*Given instruction*.
Below are records; state how many of their lines hold the word "Teilnahme", and give only the figure.

Available data start

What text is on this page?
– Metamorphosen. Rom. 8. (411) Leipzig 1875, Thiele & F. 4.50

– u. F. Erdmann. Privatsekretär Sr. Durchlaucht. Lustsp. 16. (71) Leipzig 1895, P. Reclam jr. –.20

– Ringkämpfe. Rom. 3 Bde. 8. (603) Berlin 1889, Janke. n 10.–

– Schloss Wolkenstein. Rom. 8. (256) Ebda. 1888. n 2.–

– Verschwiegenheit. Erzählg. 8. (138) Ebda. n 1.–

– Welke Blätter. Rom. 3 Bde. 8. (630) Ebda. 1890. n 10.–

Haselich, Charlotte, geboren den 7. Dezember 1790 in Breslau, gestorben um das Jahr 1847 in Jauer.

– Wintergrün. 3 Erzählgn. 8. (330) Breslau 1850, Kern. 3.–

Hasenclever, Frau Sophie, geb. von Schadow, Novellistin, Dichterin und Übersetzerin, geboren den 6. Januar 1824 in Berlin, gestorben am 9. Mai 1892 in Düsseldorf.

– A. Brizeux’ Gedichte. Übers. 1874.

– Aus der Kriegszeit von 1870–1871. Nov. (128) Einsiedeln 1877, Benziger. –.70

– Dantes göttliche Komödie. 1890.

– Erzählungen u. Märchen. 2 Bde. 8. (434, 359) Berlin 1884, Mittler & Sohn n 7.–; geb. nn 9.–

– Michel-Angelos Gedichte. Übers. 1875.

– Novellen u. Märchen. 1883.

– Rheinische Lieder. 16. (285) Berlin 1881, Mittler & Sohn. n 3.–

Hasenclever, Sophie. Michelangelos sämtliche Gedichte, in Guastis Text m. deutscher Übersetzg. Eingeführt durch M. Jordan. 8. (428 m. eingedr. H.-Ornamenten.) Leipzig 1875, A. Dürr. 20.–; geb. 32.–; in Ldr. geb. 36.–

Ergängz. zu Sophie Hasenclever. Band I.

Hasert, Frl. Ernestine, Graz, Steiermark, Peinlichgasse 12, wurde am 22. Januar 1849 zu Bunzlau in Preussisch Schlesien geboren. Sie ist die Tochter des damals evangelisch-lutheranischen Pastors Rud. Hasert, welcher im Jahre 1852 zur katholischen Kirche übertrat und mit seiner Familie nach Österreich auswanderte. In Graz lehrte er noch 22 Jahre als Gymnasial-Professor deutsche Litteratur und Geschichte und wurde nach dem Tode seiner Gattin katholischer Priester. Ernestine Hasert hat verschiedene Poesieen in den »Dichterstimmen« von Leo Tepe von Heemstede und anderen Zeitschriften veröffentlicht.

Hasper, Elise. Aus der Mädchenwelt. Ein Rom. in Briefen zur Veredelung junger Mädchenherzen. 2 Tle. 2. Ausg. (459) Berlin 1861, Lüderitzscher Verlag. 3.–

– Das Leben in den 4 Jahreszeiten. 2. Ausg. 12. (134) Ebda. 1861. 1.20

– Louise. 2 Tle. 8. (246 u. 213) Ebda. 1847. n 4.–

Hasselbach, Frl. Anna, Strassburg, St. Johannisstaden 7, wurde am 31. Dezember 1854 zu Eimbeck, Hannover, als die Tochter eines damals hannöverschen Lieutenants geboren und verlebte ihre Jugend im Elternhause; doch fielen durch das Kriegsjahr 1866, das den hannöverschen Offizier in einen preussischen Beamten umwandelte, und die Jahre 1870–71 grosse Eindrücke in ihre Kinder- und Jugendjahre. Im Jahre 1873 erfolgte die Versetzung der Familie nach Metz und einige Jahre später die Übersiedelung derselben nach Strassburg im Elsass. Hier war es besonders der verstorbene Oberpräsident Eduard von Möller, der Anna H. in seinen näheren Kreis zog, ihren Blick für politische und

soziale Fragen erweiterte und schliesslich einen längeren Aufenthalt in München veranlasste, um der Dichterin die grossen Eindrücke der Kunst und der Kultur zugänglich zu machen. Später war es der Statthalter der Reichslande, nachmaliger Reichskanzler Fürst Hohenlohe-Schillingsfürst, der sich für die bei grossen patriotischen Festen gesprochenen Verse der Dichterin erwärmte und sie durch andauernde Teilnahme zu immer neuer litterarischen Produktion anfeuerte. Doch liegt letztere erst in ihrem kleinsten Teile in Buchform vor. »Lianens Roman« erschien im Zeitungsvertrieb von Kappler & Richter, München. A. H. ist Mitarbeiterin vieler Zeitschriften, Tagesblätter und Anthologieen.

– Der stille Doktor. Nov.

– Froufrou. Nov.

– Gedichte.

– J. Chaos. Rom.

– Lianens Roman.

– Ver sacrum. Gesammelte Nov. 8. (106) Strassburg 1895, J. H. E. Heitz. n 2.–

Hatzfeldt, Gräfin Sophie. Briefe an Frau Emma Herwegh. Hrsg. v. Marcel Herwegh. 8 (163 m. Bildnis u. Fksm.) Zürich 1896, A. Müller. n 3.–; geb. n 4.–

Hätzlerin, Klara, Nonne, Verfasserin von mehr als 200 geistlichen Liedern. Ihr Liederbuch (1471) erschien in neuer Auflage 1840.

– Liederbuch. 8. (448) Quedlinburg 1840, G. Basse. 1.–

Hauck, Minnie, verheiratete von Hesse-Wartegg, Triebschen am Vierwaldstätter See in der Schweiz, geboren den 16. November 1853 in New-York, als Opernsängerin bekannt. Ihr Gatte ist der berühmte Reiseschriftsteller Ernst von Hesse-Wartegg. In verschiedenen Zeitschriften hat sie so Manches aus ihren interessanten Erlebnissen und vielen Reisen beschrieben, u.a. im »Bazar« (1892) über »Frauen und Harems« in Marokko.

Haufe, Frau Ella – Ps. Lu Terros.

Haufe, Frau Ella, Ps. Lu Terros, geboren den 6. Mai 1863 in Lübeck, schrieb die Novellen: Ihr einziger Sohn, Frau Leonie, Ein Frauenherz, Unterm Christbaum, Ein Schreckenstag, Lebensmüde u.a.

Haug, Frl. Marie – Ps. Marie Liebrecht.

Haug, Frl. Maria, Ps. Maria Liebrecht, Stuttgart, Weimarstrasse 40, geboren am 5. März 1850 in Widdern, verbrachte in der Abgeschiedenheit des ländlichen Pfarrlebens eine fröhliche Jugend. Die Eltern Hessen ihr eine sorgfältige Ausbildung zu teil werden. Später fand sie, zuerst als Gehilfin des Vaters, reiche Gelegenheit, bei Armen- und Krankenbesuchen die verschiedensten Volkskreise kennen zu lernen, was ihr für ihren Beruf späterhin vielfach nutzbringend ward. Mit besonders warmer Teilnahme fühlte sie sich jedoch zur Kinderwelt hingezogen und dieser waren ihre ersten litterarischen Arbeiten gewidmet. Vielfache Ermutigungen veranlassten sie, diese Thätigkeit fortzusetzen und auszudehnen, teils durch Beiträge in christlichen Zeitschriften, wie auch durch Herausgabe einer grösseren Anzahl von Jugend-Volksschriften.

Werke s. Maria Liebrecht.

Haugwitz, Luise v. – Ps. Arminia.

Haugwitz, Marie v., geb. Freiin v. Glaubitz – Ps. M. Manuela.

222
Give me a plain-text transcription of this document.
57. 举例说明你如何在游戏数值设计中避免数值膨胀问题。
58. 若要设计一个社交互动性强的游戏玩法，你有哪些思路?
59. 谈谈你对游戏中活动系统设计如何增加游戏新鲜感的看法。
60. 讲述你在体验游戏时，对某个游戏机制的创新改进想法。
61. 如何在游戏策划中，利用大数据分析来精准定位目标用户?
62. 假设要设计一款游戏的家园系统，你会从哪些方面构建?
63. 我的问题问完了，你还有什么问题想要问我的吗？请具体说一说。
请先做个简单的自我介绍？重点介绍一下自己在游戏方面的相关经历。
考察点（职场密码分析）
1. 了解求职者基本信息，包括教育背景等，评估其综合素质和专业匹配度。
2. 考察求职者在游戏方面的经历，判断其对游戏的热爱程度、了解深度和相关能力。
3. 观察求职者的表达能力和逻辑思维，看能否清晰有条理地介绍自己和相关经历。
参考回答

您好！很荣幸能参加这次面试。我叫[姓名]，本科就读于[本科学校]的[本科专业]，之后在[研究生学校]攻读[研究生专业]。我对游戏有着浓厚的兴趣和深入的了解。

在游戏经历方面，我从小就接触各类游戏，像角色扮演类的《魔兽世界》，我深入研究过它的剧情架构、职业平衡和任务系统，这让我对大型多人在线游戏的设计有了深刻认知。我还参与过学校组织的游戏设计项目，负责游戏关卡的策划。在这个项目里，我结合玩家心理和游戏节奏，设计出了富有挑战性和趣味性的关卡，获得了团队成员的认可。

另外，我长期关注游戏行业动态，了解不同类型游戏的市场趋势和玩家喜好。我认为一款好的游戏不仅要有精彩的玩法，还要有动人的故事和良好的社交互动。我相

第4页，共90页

Available data end

*Exercise solution*.
2